### EXERCISE DETAILS
The entire listing is to be repeated verbatim.
● ● ● ● ●
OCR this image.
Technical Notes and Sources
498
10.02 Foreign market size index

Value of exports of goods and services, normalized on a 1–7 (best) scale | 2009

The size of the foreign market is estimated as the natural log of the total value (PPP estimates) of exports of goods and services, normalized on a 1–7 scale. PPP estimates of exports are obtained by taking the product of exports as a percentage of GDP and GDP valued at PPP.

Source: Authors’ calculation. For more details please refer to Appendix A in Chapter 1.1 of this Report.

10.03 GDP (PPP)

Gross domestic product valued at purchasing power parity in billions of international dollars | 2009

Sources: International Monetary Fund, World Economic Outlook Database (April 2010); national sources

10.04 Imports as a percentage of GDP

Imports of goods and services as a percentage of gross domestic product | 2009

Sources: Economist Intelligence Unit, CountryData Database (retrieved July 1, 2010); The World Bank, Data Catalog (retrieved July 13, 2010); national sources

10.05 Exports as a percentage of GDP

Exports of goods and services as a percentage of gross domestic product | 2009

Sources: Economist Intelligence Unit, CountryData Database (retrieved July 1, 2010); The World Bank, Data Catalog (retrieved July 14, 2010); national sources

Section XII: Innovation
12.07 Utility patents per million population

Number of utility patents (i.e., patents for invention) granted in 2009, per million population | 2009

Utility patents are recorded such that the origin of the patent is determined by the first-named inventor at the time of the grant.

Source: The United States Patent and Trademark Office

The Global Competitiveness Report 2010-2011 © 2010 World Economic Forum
● ● ● ● ●
### THE RESPONSE
OCR this image.
Technical Notes and Sources
498
10.02 Foreign market size index

Value of exports of goods and services, normalized on a 1–7 (best) scale | 2009

The size of the foreign market is estimated as the natural log of the total value (PPP estimates) of exports of goods and services, normalized on a 1–7 scale. PPP estimates of exports are obtained by taking the product of exports as a percentage of GDP and GDP valued at PPP.

Source: Authors’ calculation. For more details please refer to Appendix A in Chapter 1.1 of this Report.

10.03 GDP (PPP)

Gross domestic product valued at purchasing power parity in billions of international dollars | 2009

Sources: International Monetary Fund, World Economic Outlook Database (April 2010); national sources

10.04 Imports as a percentage of GDP

Imports of goods and services as a percentage of gross domestic product | 2009

Sources: Economist Intelligence Unit, CountryData Database (retrieved July 1, 2010); The World Bank, Data Catalog (retrieved July 13, 2010); national sources

10.05 Exports as a percentage of GDP

Exports of goods and services as a percentage of gross domestic product | 2009

Sources: Economist Intelligence Unit, CountryData Database (retrieved July 1, 2010); The World Bank, Data Catalog (retrieved July 14, 2010); national sources

Section XII: Innovation
12.07 Utility patents per million population

Number of utility patents (i.e., patents for invention) granted in 2009, per million population | 2009

Utility patents are recorded such that the origin of the patent is determined by the first-named inventor at the time of the grant.

Source: The United States Patent and Trademark Office

The Global Competitiveness Report 2010-2011 © 2010 World Economic Forum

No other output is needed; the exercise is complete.